PROBLEM TO WORK ON:
Return only the number of lines in the entries below that hold the word "this".

** Start SUPPLIED DATA **

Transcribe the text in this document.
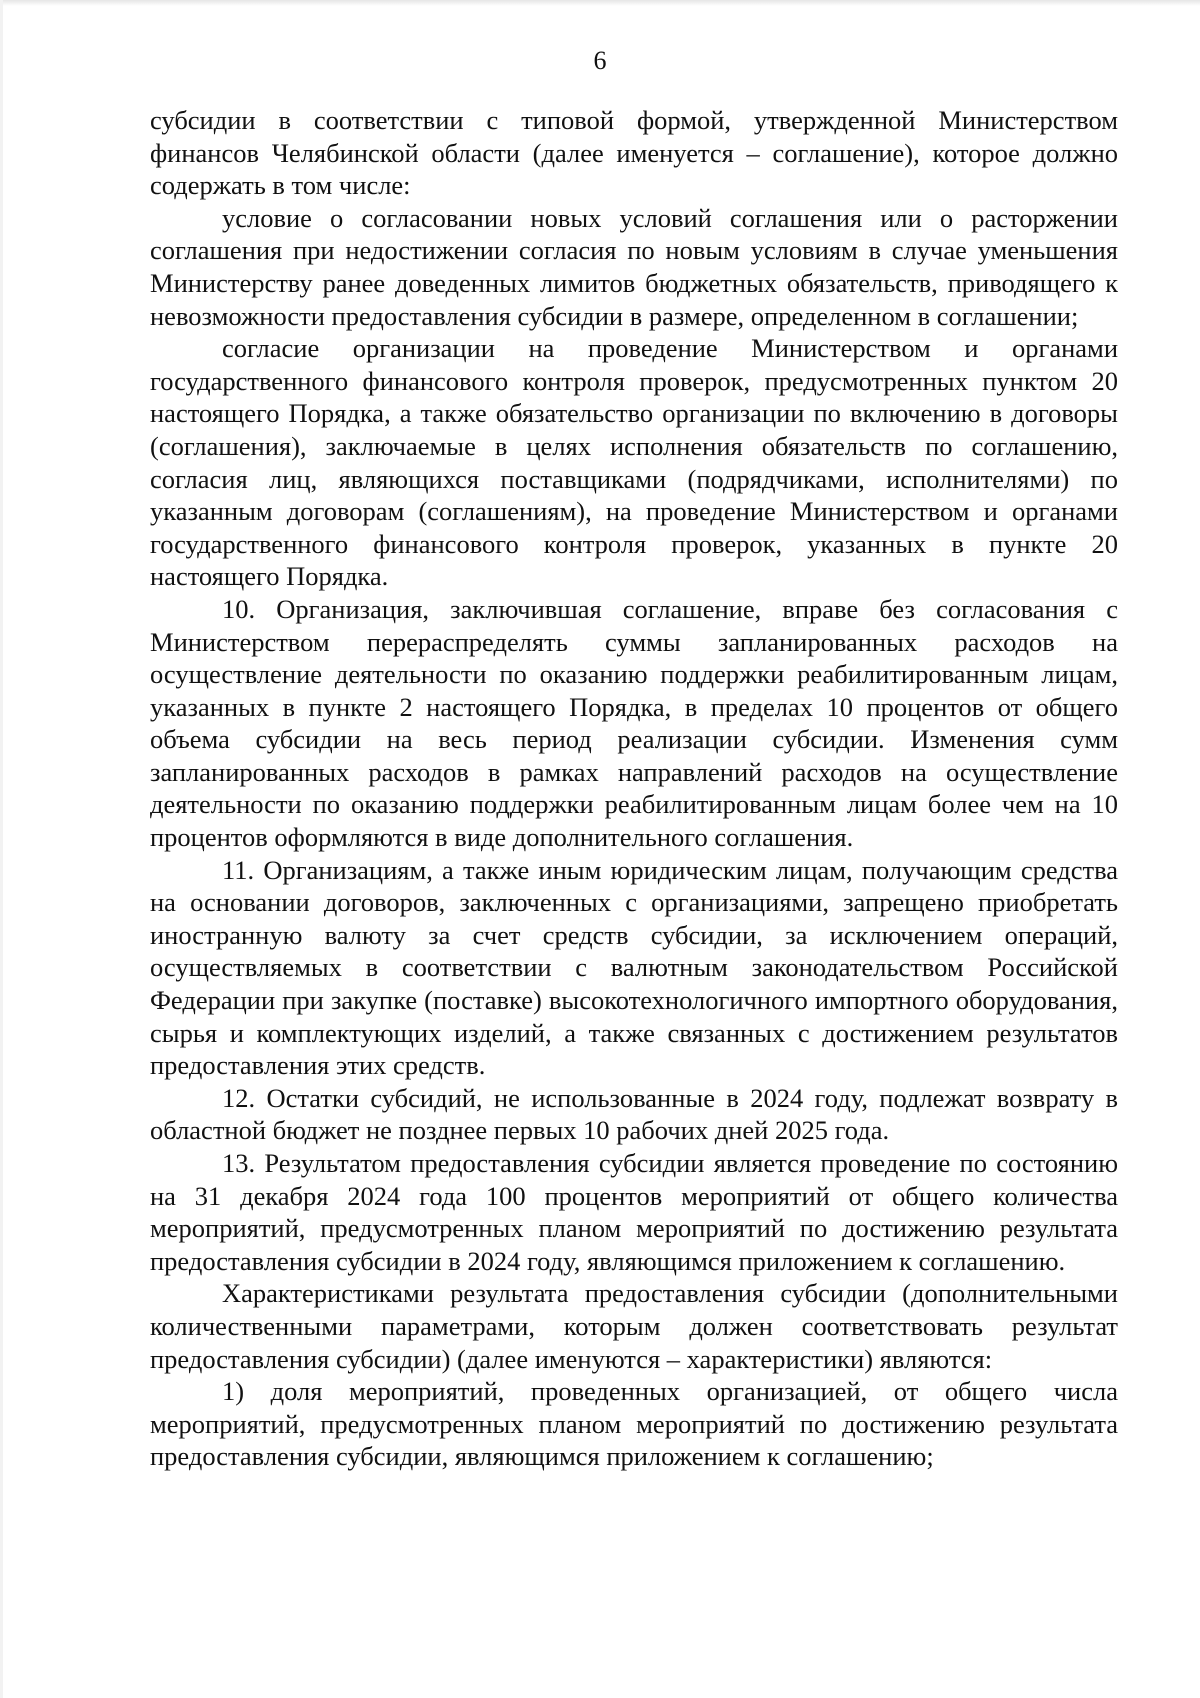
6

субсидии в соответствии с типовой формой, утвержденной Министерством финансов Челябинской области (далее именуется – соглашение), которое должно содержать в том числе:

условие о согласовании новых условий соглашения или о расторжении соглашения при недостижении согласия по новым условиям в случае уменьшения Министерству ранее доведенных лимитов бюджетных обязательств, приводящего к невозможности предоставления субсидии в размере, определенном в соглашении;

согласие организации на проведение Министерством и органами государственного финансового контроля проверок, предусмотренных пунктом 20 настоящего Порядка, а также обязательство организации по включению в договоры (соглашения), заключаемые в целях исполнения обязательств по соглашению, согласия лиц, являющихся поставщиками (подрядчиками, исполнителями) по указанным договорам (соглашениям), на проведение Министерством и органами государственного финансового контроля проверок, указанных в пункте 20 настоящего Порядка.

10. Организация, заключившая соглашение, вправе без согласования с Министерством перераспределять суммы запланированных расходов на осуществление деятельности по оказанию поддержки реабилитированным лицам, указанных в пункте 2 настоящего Порядка, в пределах 10 процентов от общего объема субсидии на весь период реализации субсидии. Изменения сумм запланированных расходов в рамках направлений расходов на осуществление деятельности по оказанию поддержки реабилитированным лицам более чем на 10 процентов оформляются в виде дополнительного соглашения.

11. Организациям, а также иным юридическим лицам, получающим средства на основании договоров, заключенных с организациями, запрещено приобретать иностранную валюту за счет средств субсидии, за исключением операций, осуществляемых в соответствии с валютным законодательством Российской Федерации при закупке (поставке) высокотехнологичного импортного оборудования, сырья и комплектующих изделий, а также связанных с достижением результатов предоставления этих средств.

12. Остатки субсидий, не использованные в 2024 году, подлежат возврату в областной бюджет не позднее первых 10 рабочих дней 2025 года.

13. Результатом предоставления субсидии является проведение по состоянию на 31 декабря 2024 года 100 процентов мероприятий от общего количества мероприятий, предусмотренных планом мероприятий по достижению результата предоставления субсидии в 2024 году, являющимся приложением к соглашению.

Характеристиками результата предоставления субсидии (дополнительными количественными параметрами, которым должен соответствовать результат предоставления субсидии) (далее именуются – характеристики) являются:

1) доля мероприятий, проведенных организацией, от общего числа мероприятий, предусмотренных планом мероприятий по достижению результата предоставления субсидии, являющимся приложением к соглашению;
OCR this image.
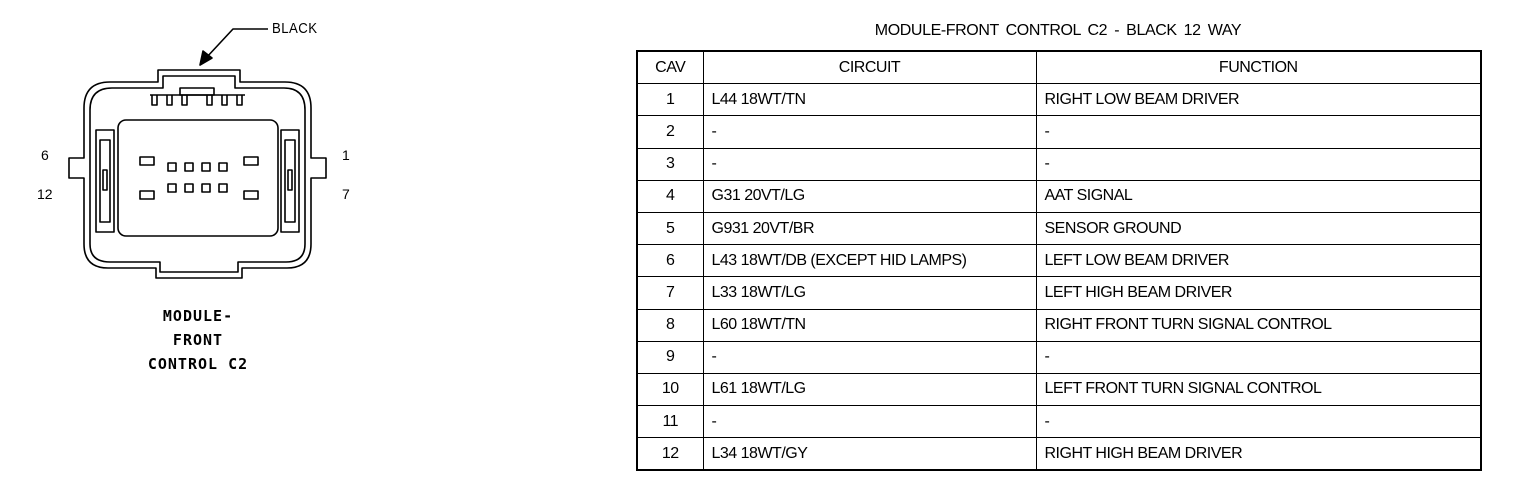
BLACK
6
12
1
7
MODULE-
FRONT
CONTROL C2
MODULE-FRONT CONTROL C2 - BLACK 12 WAY
CAV	CIRCUIT	FUNCTION
1	L44 18WT/TN	RIGHT LOW BEAM DRIVER
2	-	-
3	-	-
4	G31 20VT/LG	AAT SIGNAL
5	G931 20VT/BR	SENSOR GROUND
6	L43 18WT/DB (EXCEPT HID LAMPS)	LEFT LOW BEAM DRIVER
7	L33 18WT/LG	LEFT HIGH BEAM DRIVER
8	L60 18WT/TN	RIGHT FRONT TURN SIGNAL CONTROL
9	-	-
10	L61 18WT/LG	LEFT FRONT TURN SIGNAL CONTROL
11	-	-
12	L34 18WT/GY	RIGHT HIGH BEAM DRIVER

** End SUPPLIED DATA **

RESULT BELOW:
2